**Information given**.
+++
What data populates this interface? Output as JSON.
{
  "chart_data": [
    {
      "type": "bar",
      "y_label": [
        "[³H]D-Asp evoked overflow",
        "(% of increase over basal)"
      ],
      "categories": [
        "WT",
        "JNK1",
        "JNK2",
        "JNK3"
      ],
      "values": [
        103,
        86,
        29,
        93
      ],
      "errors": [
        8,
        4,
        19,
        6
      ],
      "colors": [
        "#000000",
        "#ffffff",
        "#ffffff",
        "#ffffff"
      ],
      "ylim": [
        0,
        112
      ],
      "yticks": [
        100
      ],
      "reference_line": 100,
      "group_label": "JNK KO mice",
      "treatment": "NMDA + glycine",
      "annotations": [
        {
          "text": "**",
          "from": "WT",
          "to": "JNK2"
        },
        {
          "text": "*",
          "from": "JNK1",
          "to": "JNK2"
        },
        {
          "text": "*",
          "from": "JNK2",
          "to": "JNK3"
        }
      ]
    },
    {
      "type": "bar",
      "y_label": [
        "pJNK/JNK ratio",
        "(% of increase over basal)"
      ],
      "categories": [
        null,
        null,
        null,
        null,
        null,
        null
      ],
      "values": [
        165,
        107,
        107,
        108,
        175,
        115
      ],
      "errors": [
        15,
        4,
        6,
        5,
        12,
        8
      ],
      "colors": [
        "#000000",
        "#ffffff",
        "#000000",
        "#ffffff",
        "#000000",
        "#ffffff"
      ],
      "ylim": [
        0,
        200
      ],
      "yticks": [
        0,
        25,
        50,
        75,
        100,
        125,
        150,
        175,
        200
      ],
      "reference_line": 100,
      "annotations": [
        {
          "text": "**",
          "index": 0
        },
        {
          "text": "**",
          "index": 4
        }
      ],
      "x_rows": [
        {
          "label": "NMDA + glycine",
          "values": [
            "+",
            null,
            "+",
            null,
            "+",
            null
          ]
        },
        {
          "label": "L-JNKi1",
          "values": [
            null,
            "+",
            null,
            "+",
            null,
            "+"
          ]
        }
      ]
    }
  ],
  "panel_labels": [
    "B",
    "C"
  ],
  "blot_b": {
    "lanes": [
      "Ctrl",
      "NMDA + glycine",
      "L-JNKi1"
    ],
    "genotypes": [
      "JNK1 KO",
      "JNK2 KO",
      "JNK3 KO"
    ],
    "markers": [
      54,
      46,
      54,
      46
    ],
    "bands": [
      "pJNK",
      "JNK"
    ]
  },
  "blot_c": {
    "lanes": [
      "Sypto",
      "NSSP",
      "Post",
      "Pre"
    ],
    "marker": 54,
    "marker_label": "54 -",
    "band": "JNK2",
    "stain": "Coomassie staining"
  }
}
+++
**Given request**. Write out all the records above again, exactly as they stand.

**Task output**.
What data populates this interface? Output as JSON.
{
  "chart_data": [
    {
      "type": "bar",
      "y_label": [
        "[³H]D-Asp evoked overflow",
        "(% of increase over basal)"
      ],
      "categories": [
        "WT",
        "JNK1",
        "JNK2",
        "JNK3"
      ],
      "values": [
        103,
        86,
        29,
        93
      ],
      "errors": [
        8,
        4,
        19,
        6
      ],
      "colors": [
        "#000000",
        "#ffffff",
        "#ffffff",
        "#ffffff"
      ],
      "ylim": [
        0,
        112
      ],
      "yticks": [
        100
      ],
      "reference_line": 100,
      "group_label": "JNK KO mice",
      "treatment": "NMDA + glycine",
      "annotations": [
        {
          "text": "**",
          "from": "WT",
          "to": "JNK2"
        },
        {
          "text": "*",
          "from": "JNK1",
          "to": "JNK2"
        },
        {
          "text": "*",
          "from": "JNK2",
          "to": "JNK3"
        }
      ]
    },
    {
      "type": "bar",
      "y_label": [
        "pJNK/JNK ratio",
        "(% of increase over basal)"
      ],
      "categories": [
        null,
        null,
        null,
        null,
        null,
        null
      ],
      "values": [
        165,
        107,
        107,
        108,
        175,
        115
      ],
      "errors": [
        15,
        4,
        6,
        5,
        12,
        8
      ],
      "colors": [
        "#000000",
        "#ffffff",
        "#000000",
        "#ffffff",
        "#000000",
        "#ffffff"
      ],
      "ylim": [
        0,
        200
      ],
      "yticks": [
        0,
        25,
        50,
        75,
        100,
        125,
        150,
        175,
        200
      ],
      "reference_line": 100,
      "annotations": [
        {
          "text": "**",
          "index": 0
        },
        {
          "text": "**",
          "index": 4
        }
      ],
      "x_rows": [
        {
          "label": "NMDA + glycine",
          "values": [
            "+",
            null,
            "+",
            null,
            "+",
            null
          ]
        },
        {
          "label": "L-JNKi1",
          "values": [
            null,
            "+",
            null,
            "+",
            null,
            "+"
          ]
        }
      ]
    }
  ],
  "panel_labels": [
    "B",
    "C"
  ],
  "blot_b": {
    "lanes": [
      "Ctrl",
      "NMDA + glycine",
      "L-JNKi1"
    ],
    "genotypes": [
      "JNK1 KO",
      "JNK2 KO",
      "JNK3 KO"
    ],
    "markers": [
      54,
      46,
      54,
      46
    ],
    "bands": [
      "pJNK",
      "JNK"
    ]
  },
  "blot_c": {
    "lanes": [
      "Sypto",
      "NSSP",
      "Post",
      "Pre"
    ],
    "marker": 54,
    "marker_label": "54 -",
    "band": "JNK2",
    "stain": "Coomassie staining"
  }
}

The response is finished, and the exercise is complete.